WHAT THIS TASK INVOLVES:
Gather all lines in the entries below that include the word "page".
begin RECORDS FOR PROCESSING
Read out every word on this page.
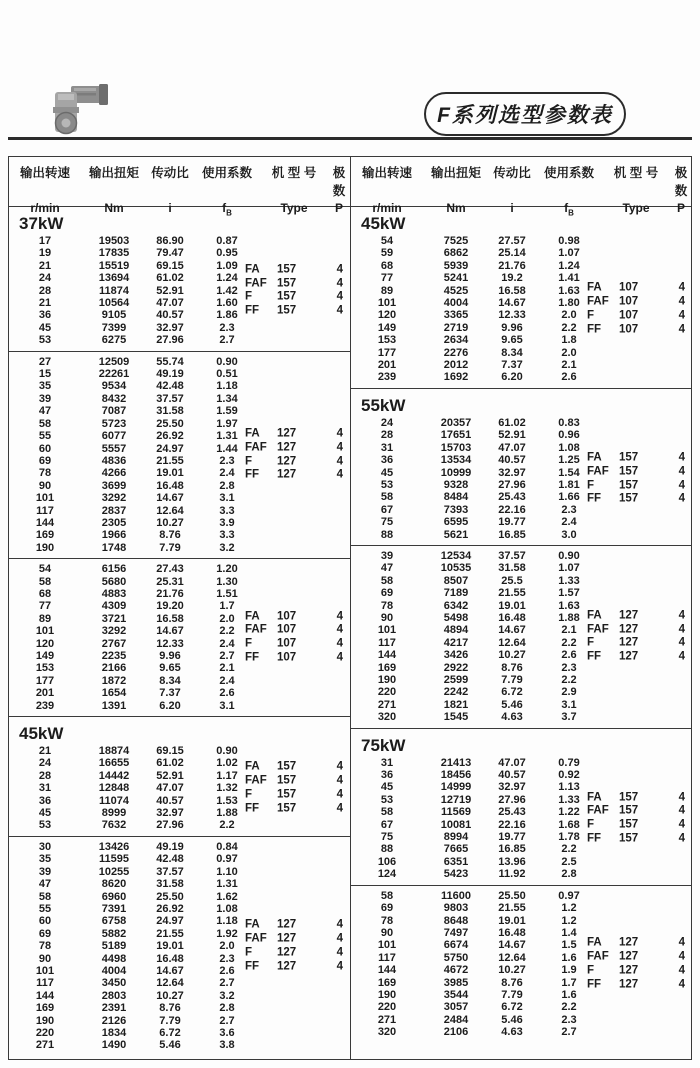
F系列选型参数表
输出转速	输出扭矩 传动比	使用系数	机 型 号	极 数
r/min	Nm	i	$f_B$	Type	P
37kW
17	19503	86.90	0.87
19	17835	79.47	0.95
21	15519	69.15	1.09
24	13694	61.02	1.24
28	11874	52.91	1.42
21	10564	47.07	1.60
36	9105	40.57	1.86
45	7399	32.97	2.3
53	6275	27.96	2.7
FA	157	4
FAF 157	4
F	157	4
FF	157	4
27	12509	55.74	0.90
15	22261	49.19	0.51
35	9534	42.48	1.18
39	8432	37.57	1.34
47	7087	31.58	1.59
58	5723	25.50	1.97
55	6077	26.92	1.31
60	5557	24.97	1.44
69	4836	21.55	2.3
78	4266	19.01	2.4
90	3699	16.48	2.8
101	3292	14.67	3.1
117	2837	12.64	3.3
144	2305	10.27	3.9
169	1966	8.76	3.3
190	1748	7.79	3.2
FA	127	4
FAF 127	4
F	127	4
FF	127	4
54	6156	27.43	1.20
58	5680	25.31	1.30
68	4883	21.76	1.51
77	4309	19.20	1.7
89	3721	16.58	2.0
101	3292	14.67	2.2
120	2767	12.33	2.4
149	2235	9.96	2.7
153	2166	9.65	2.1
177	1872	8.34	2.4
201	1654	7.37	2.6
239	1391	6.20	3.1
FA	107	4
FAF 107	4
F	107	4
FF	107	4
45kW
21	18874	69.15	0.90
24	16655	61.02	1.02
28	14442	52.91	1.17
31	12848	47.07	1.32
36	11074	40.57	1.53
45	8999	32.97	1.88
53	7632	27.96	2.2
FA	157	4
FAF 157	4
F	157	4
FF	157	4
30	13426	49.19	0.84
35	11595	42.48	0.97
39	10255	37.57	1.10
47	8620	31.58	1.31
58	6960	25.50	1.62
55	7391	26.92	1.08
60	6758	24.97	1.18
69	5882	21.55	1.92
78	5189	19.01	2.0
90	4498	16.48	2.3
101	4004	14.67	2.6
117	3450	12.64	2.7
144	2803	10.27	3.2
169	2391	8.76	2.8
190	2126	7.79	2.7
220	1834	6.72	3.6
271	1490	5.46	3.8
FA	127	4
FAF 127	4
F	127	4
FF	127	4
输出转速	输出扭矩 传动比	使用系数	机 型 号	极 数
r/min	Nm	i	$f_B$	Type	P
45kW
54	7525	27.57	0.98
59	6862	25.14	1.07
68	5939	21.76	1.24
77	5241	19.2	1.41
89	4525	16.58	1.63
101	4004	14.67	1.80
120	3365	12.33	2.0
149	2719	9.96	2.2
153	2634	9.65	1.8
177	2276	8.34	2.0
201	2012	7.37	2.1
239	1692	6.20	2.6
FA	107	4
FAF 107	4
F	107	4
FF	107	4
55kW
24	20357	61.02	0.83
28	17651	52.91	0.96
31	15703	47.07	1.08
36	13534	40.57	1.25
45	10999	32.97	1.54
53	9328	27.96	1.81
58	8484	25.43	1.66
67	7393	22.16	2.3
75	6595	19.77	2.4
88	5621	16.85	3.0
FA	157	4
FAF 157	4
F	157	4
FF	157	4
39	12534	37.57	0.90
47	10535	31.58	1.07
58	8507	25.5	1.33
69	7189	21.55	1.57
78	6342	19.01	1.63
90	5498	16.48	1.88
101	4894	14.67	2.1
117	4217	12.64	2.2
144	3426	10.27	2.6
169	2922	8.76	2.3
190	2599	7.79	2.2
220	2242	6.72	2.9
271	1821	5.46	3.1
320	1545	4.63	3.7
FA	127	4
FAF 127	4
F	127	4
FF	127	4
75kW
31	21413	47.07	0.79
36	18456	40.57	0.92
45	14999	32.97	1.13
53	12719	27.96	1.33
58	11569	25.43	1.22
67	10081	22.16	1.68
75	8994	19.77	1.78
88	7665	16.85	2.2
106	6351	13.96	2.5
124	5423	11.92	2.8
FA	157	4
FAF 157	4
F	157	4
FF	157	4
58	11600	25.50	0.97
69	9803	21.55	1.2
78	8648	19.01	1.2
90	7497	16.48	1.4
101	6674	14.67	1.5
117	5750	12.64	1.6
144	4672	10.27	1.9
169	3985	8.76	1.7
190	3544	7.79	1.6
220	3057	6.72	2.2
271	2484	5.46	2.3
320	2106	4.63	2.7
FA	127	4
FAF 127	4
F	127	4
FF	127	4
end RECORDS FOR PROCESSING
begin RECORDS FOR PROCESSING
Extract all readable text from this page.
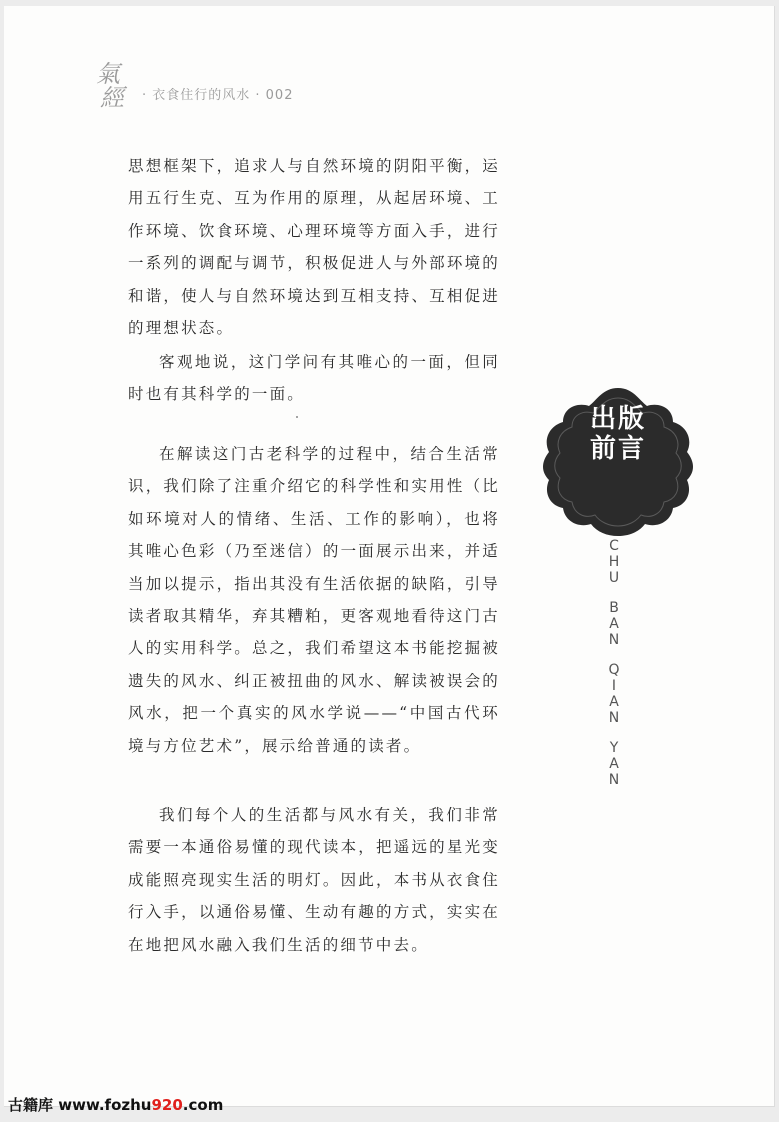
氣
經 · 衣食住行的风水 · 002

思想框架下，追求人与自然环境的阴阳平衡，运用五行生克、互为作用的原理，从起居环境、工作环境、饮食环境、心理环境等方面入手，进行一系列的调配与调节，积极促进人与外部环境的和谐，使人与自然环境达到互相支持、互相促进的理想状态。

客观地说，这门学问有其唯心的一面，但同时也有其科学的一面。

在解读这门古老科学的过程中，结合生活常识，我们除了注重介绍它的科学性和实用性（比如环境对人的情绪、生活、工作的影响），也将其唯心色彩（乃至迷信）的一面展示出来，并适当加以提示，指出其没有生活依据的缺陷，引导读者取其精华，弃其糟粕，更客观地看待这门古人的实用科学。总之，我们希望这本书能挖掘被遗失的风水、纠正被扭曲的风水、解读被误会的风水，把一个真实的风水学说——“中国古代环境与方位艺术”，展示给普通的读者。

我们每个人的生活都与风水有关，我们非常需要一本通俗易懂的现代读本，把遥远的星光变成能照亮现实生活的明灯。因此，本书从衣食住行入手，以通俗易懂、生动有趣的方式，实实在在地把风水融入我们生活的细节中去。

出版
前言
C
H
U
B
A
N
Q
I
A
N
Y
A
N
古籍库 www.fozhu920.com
end RECORDS FOR PROCESSING
EXERCISE RESPONSE:
Read out every word on this page.
Extract all readable text from this page.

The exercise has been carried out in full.